[Data records]

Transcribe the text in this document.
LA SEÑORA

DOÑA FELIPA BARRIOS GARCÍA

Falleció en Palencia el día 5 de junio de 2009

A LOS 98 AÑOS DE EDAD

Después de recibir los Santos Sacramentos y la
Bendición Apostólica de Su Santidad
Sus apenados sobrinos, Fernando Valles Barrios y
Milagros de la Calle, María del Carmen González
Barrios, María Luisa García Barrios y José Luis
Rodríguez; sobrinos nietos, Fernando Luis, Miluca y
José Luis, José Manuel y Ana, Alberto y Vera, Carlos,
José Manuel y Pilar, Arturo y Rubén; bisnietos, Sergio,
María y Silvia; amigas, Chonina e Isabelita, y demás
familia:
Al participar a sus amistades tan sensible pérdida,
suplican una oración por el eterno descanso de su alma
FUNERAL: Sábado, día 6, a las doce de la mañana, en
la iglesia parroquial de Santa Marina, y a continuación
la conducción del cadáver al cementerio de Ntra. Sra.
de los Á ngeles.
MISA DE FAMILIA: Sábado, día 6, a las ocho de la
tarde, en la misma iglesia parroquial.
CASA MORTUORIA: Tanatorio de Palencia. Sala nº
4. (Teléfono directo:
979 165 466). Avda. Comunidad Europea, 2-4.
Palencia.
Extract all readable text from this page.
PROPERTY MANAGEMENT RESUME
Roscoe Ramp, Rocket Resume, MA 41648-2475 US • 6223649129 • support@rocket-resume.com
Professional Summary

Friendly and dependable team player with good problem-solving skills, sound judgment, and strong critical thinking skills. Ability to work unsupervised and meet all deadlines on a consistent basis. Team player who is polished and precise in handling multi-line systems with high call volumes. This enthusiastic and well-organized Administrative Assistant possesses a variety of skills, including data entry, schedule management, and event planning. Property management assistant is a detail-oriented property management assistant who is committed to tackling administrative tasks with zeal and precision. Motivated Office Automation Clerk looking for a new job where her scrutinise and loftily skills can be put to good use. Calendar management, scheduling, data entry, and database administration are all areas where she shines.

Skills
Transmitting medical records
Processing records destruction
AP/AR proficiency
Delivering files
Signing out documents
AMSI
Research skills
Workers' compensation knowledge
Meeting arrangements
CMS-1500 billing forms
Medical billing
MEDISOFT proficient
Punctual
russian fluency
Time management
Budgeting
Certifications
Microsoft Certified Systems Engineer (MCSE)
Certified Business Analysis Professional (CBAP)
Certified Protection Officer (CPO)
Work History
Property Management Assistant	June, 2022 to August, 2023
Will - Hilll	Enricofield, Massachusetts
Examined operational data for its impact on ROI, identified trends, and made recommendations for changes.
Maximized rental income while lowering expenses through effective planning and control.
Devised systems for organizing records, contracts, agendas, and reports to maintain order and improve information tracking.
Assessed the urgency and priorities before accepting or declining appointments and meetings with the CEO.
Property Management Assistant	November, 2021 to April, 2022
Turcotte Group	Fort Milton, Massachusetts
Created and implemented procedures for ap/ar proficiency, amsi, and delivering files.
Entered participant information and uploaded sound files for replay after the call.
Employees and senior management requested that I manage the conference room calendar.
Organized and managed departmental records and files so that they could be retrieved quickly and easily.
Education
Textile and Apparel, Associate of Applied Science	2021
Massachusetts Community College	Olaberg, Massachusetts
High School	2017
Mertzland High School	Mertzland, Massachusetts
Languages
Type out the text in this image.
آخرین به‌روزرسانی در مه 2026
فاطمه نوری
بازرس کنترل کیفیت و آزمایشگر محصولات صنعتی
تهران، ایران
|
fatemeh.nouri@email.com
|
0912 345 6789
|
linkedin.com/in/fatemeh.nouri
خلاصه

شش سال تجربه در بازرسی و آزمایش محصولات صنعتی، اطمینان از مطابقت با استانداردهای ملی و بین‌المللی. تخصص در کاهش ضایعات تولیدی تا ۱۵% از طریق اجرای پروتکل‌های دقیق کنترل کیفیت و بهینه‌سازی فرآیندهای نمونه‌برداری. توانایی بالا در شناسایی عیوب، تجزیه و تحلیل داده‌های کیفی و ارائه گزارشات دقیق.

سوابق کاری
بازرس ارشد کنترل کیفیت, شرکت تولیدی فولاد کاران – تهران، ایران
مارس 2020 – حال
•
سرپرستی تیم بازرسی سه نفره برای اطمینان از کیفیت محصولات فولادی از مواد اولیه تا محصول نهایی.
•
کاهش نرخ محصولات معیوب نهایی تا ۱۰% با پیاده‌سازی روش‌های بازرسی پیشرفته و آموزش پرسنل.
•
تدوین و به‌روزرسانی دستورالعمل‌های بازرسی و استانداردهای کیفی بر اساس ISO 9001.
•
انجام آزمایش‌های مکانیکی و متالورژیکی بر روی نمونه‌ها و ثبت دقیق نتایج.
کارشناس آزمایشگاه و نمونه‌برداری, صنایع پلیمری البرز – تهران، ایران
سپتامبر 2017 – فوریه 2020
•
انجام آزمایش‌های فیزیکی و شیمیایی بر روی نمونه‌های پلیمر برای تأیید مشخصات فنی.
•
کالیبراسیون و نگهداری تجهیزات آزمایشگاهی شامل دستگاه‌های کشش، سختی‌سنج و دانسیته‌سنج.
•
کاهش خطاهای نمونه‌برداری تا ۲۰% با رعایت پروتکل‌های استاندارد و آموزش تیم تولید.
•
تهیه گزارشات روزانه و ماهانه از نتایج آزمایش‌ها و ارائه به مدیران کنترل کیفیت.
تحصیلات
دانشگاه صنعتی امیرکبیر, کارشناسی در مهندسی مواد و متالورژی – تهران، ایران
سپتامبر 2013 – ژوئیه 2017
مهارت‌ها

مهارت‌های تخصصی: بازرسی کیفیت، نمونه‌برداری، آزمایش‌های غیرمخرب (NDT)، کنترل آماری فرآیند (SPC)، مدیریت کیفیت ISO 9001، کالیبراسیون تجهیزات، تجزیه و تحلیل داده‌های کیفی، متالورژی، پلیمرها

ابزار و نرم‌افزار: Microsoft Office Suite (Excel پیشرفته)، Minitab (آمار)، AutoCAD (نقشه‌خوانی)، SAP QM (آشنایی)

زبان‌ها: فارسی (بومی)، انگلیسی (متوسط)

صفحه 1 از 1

● Requirements: Find the lines with the string "تولیدی" and reproduce them.

● Correct response:
شش سال تجربه در بازرسی و آزمایش محصولات صنعتی، اطمینان از مطابقت با استانداردهای ملی و بین‌المللی. تخصص در کاهش ضایعات تولیدی تا ۱۵% از طریق اجرای پروتکل‌های دقیق کنترل کیفیت و بهینه‌سازی فرآیندهای نمونه‌برداری. توانایی بالا در شناسایی عیوب، تجزیه و تحلیل داده‌های کیفی و ارائه گزارشات دقیق.
بازرس ارشد کنترل کیفیت, شرکت تولیدی فولاد کاران – تهران، ایران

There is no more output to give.